State the number of lines that contain "horizontal", with no other text.

## Task data

_ _ _

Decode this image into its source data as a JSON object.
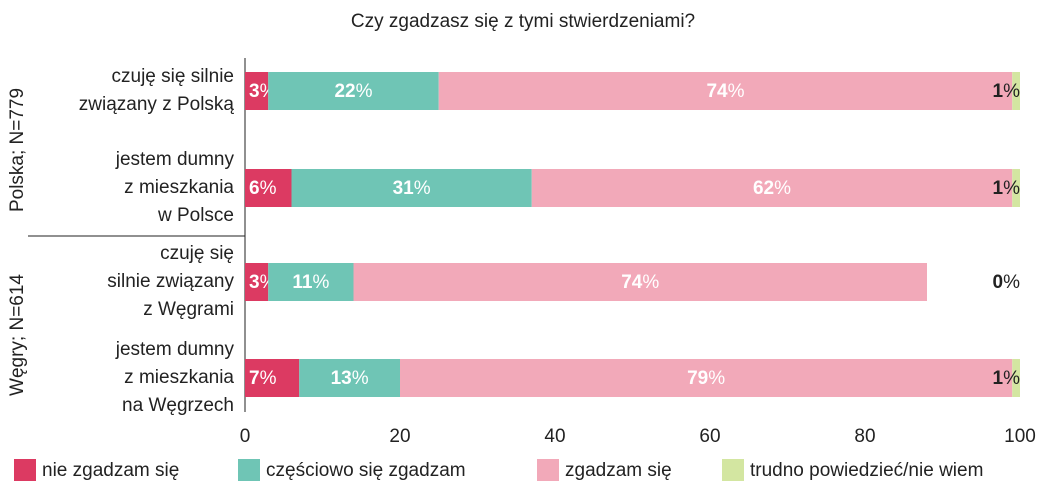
{
  "chart_data": {
    "type": "stacked-bar-horizontal",
    "title": "Czy zgadzasz się z tymi stwierdzeniami?",
    "categories": [
      "czuję się silnie\nzwiązany z Polską",
      "jestem dumny\nz mieszkania\nw Polsce",
      "czuję się\nsilnie związany\nz Węgrami",
      "jestem dumny\nz mieszkania\nna Węgrzech"
    ],
    "groups": [
      "Polska; N=779",
      "Węgry; N=614"
    ],
    "series": [
      {
        "name": "nie zgadzam się",
        "color": "#dc3a62",
        "values": [
          3,
          6,
          3,
          7
        ],
        "value_labels": [
          "3%",
          "6%",
          "3%",
          "7%"
        ]
      },
      {
        "name": "częściowo się zgadzam",
        "color": "#6fc5b5",
        "values": [
          22,
          31,
          11,
          13
        ],
        "value_labels": [
          "22%",
          "31%",
          "11%",
          "13%"
        ]
      },
      {
        "name": "zgadzam się",
        "color": "#f2a9b9",
        "values": [
          74,
          62,
          74,
          79
        ],
        "value_labels": [
          "74%",
          "62%",
          "74%",
          "79%"
        ]
      },
      {
        "name": "trudno powiedzieć/nie wiem",
        "color": "#d3e6a1",
        "values": [
          1,
          1,
          0,
          1
        ],
        "value_labels": [
          "1%",
          "1%",
          "0%",
          "1%"
        ]
      }
    ],
    "xlim": [
      0,
      100
    ],
    "xticks": [
      0,
      20,
      40,
      60,
      80,
      100
    ]
  }
}
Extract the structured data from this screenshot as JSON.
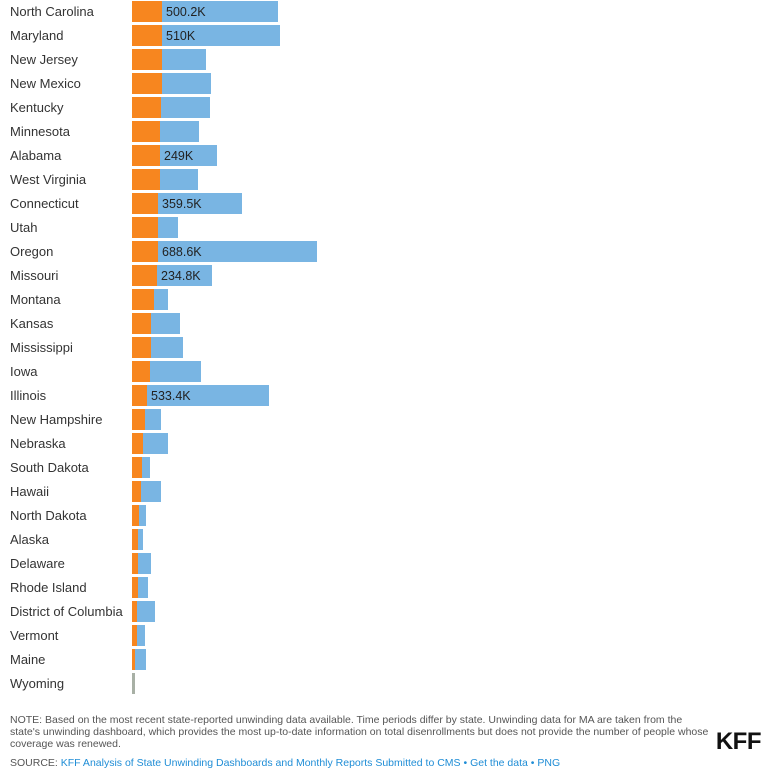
{
  "colors": {
    "disenrolled": "#f7861f",
    "renewed": "#79b5e3",
    "zero": "#a8b0a5"
  },
  "chart_data": {
    "type": "bar",
    "orientation": "horizontal",
    "stacked": true,
    "series_keys": [
      "disenrolled",
      "renewed"
    ],
    "label_unit_per_px": 3440,
    "rows": [
      {
        "state": "North Carolina",
        "disenrolled": 30,
        "renewed": 116,
        "label": "500.2K"
      },
      {
        "state": "Maryland",
        "disenrolled": 30,
        "renewed": 118,
        "label": "510K"
      },
      {
        "state": "New Jersey",
        "disenrolled": 30,
        "renewed": 44,
        "label": ""
      },
      {
        "state": "New Mexico",
        "disenrolled": 30,
        "renewed": 49,
        "label": ""
      },
      {
        "state": "Kentucky",
        "disenrolled": 29,
        "renewed": 49,
        "label": ""
      },
      {
        "state": "Minnesota",
        "disenrolled": 28,
        "renewed": 39,
        "label": ""
      },
      {
        "state": "Alabama",
        "disenrolled": 28,
        "renewed": 57,
        "label": "249K"
      },
      {
        "state": "West Virginia",
        "disenrolled": 28,
        "renewed": 38,
        "label": ""
      },
      {
        "state": "Connecticut",
        "disenrolled": 26,
        "renewed": 84,
        "label": "359.5K"
      },
      {
        "state": "Utah",
        "disenrolled": 26,
        "renewed": 20,
        "label": ""
      },
      {
        "state": "Oregon",
        "disenrolled": 26,
        "renewed": 159,
        "label": "688.6K"
      },
      {
        "state": "Missouri",
        "disenrolled": 25,
        "renewed": 55,
        "label": "234.8K"
      },
      {
        "state": "Montana",
        "disenrolled": 22,
        "renewed": 14,
        "label": ""
      },
      {
        "state": "Kansas",
        "disenrolled": 19,
        "renewed": 29,
        "label": ""
      },
      {
        "state": "Mississippi",
        "disenrolled": 19,
        "renewed": 32,
        "label": ""
      },
      {
        "state": "Iowa",
        "disenrolled": 18,
        "renewed": 51,
        "label": ""
      },
      {
        "state": "Illinois",
        "disenrolled": 15,
        "renewed": 122,
        "label": "533.4K"
      },
      {
        "state": "New Hampshire",
        "disenrolled": 13,
        "renewed": 16,
        "label": ""
      },
      {
        "state": "Nebraska",
        "disenrolled": 11,
        "renewed": 25,
        "label": ""
      },
      {
        "state": "South Dakota",
        "disenrolled": 10,
        "renewed": 8,
        "label": ""
      },
      {
        "state": "Hawaii",
        "disenrolled": 9,
        "renewed": 20,
        "label": ""
      },
      {
        "state": "North Dakota",
        "disenrolled": 7,
        "renewed": 7,
        "label": ""
      },
      {
        "state": "Alaska",
        "disenrolled": 6,
        "renewed": 5,
        "label": ""
      },
      {
        "state": "Delaware",
        "disenrolled": 6,
        "renewed": 13,
        "label": ""
      },
      {
        "state": "Rhode Island",
        "disenrolled": 6,
        "renewed": 10,
        "label": ""
      },
      {
        "state": "District of Columbia",
        "disenrolled": 5,
        "renewed": 18,
        "label": ""
      },
      {
        "state": "Vermont",
        "disenrolled": 5,
        "renewed": 8,
        "label": ""
      },
      {
        "state": "Maine",
        "disenrolled": 3,
        "renewed": 11,
        "label": ""
      },
      {
        "state": "Wyoming",
        "disenrolled": 0,
        "renewed": 3,
        "label": ""
      }
    ]
  },
  "footer": {
    "note": "NOTE: Based on the most recent state-reported unwinding data available. Time periods differ by state. Unwinding data for MA are taken from the state's unwinding dashboard, which provides the most up-to-date information on total disenrollments but does not provide the number of people whose coverage was renewed.",
    "source_prefix": "SOURCE:",
    "source_link": "KFF Analysis of State Unwinding Dashboards and Monthly Reports Submitted to CMS",
    "separator": "•",
    "get_data_link": "Get the data",
    "png_link": "PNG",
    "logo": "KFF"
  }
}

_ _ _

## Finished exercise
2